→ Exercise data
* Start *

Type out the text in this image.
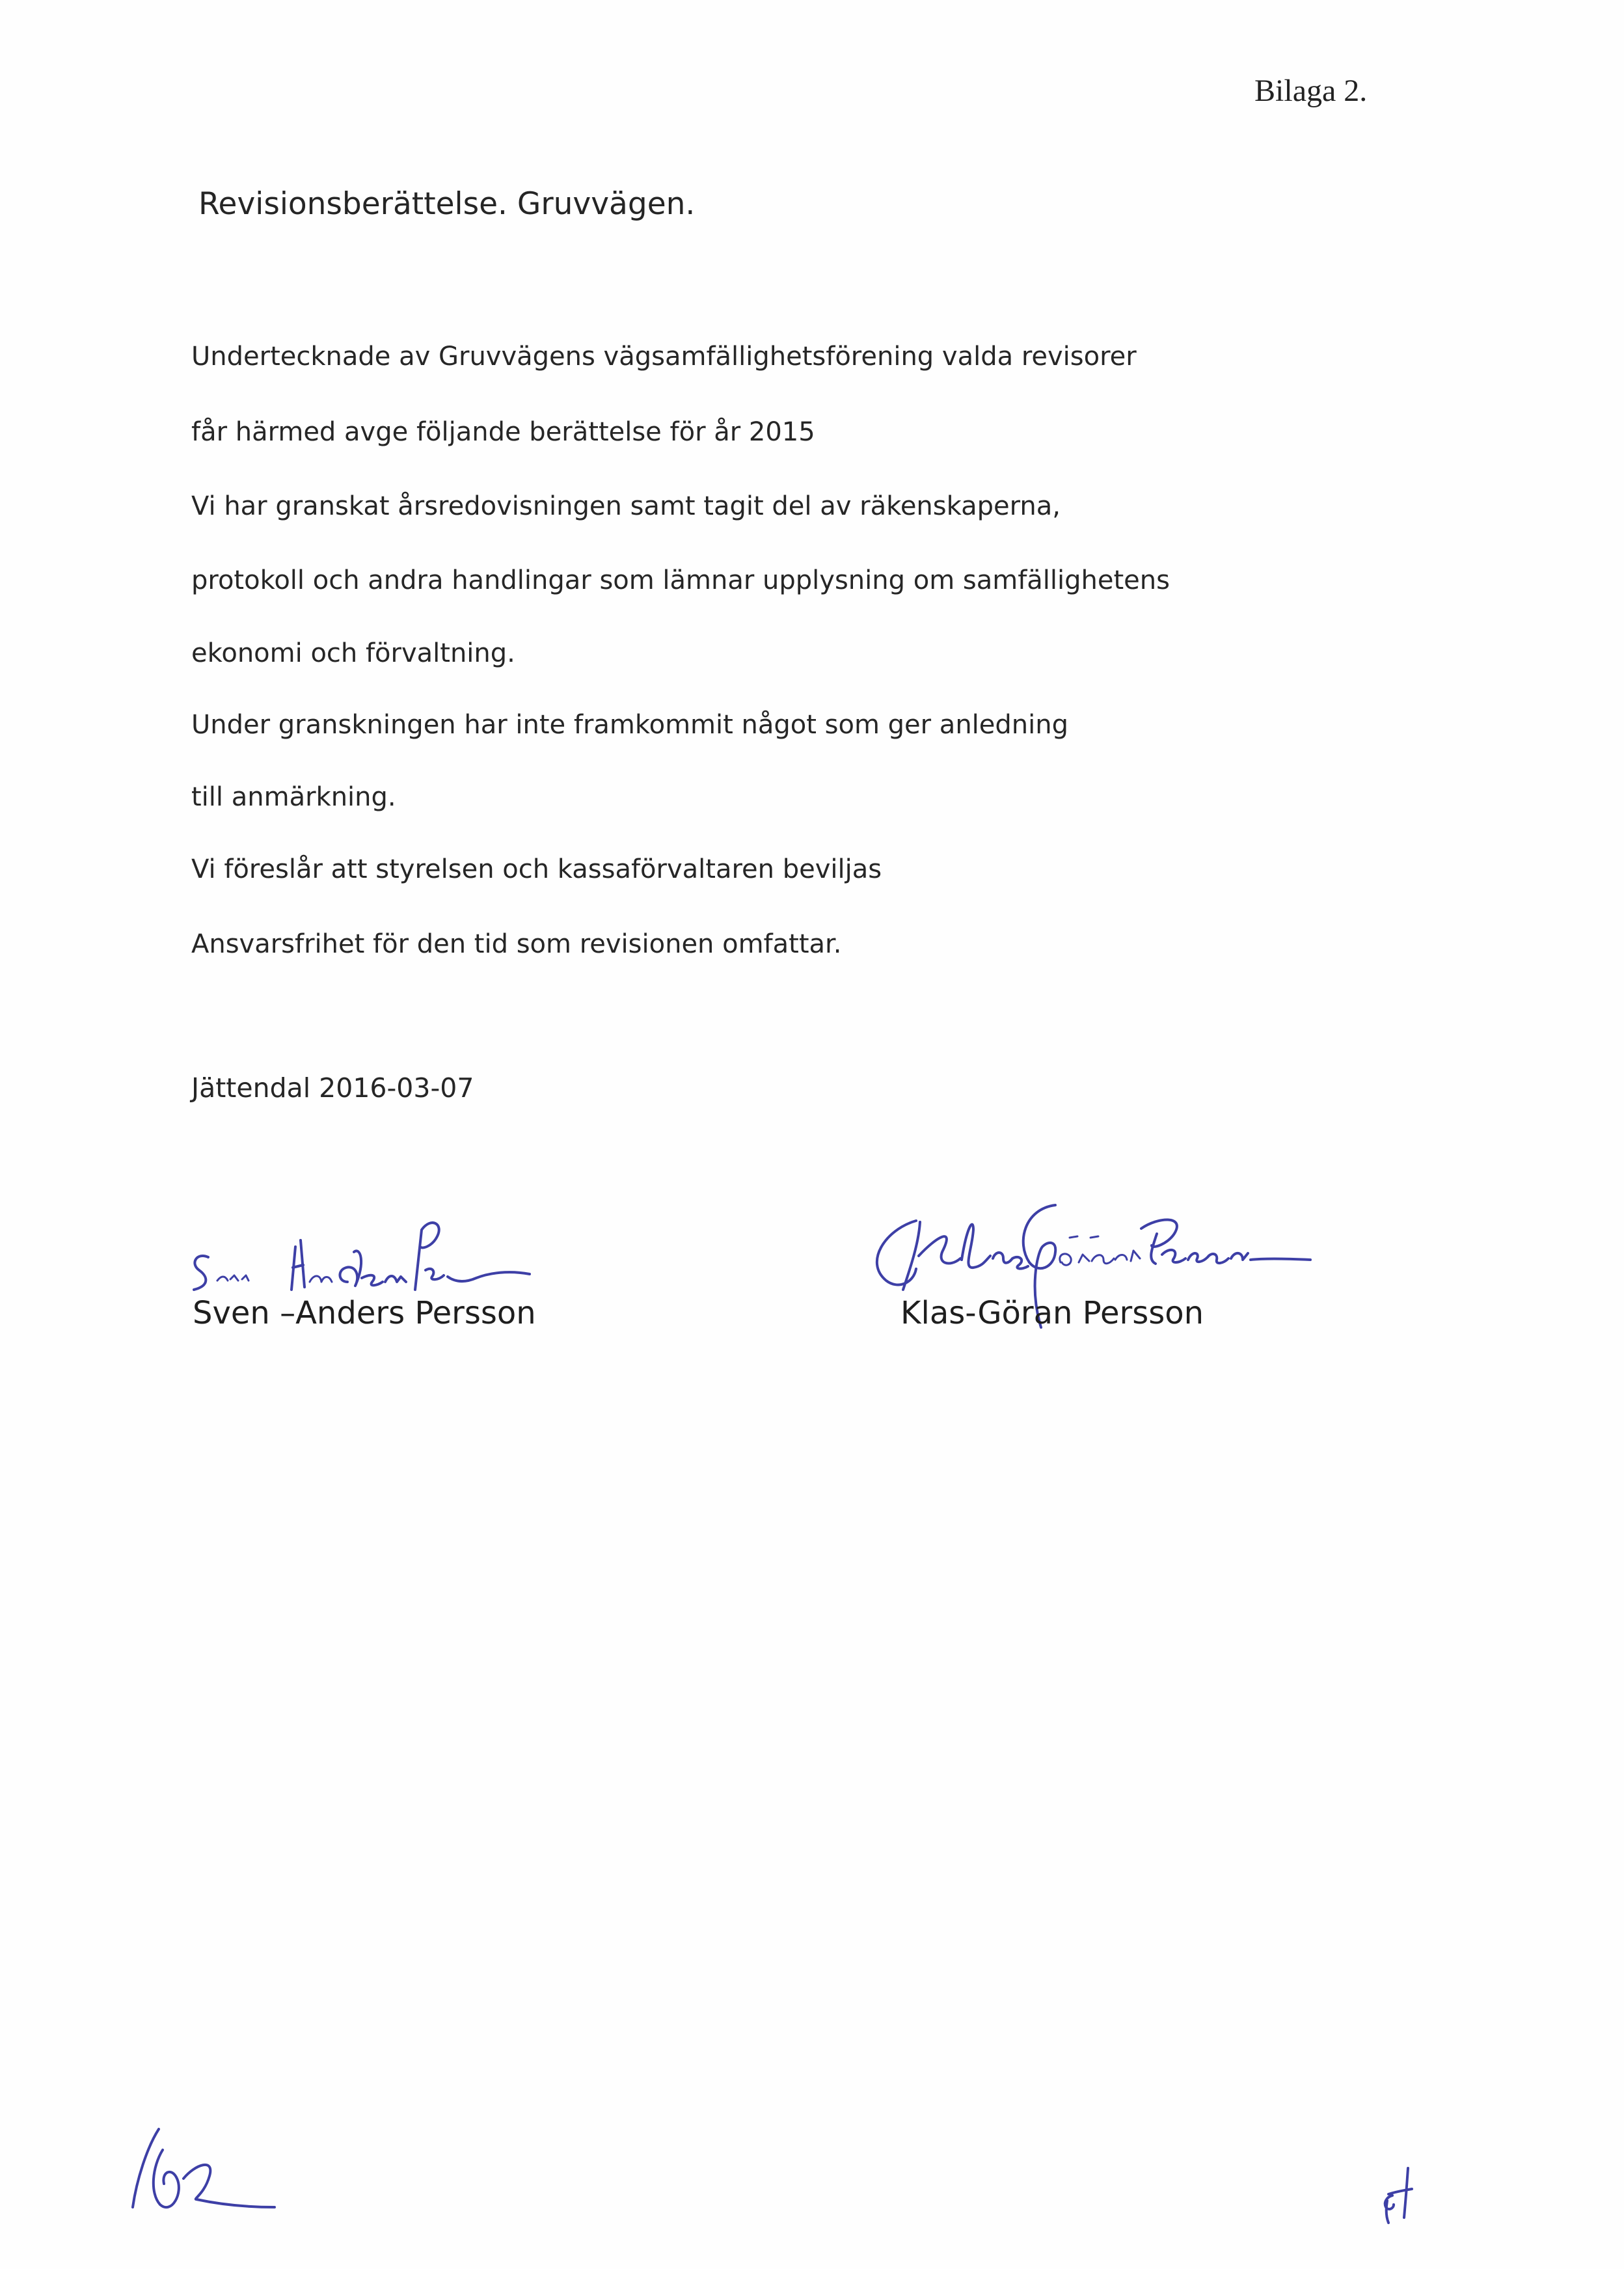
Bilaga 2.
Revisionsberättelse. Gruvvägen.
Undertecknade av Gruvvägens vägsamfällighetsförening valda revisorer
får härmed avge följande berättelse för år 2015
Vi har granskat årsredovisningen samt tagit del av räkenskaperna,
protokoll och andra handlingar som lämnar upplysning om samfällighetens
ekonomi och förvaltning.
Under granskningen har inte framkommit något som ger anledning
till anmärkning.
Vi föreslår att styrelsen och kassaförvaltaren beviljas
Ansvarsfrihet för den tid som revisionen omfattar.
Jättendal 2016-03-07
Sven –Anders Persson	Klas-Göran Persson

* End *
* Start *

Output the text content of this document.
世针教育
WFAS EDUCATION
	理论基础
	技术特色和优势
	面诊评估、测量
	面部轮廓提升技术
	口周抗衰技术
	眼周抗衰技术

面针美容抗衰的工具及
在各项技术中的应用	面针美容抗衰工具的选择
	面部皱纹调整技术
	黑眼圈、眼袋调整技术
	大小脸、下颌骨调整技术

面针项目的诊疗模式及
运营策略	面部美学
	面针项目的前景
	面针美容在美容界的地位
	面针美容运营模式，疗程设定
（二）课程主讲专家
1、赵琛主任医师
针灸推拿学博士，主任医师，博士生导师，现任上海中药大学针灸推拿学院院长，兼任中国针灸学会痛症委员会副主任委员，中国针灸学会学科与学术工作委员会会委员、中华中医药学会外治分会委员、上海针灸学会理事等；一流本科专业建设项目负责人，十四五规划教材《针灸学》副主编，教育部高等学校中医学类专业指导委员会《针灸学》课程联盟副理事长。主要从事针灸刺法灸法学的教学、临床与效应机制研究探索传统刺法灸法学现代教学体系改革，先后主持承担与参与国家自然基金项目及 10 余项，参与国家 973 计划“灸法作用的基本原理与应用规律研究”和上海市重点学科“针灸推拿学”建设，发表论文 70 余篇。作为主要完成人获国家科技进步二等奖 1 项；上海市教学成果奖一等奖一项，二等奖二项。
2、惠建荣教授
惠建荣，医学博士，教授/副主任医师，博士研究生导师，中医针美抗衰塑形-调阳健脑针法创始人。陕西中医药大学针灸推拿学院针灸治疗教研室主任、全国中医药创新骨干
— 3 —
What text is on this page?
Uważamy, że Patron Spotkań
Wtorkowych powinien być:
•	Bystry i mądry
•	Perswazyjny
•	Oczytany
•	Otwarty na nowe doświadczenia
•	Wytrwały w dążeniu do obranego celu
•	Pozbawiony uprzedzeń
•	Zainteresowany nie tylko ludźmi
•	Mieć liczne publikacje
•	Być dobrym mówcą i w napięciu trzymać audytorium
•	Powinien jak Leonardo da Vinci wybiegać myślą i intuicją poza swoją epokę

* End *

→ Exercise
Filter the records above for "this" and copy every matching line.

→ Written answer
Type out the text in this image.
Output the text content of this document.
What text is on this page?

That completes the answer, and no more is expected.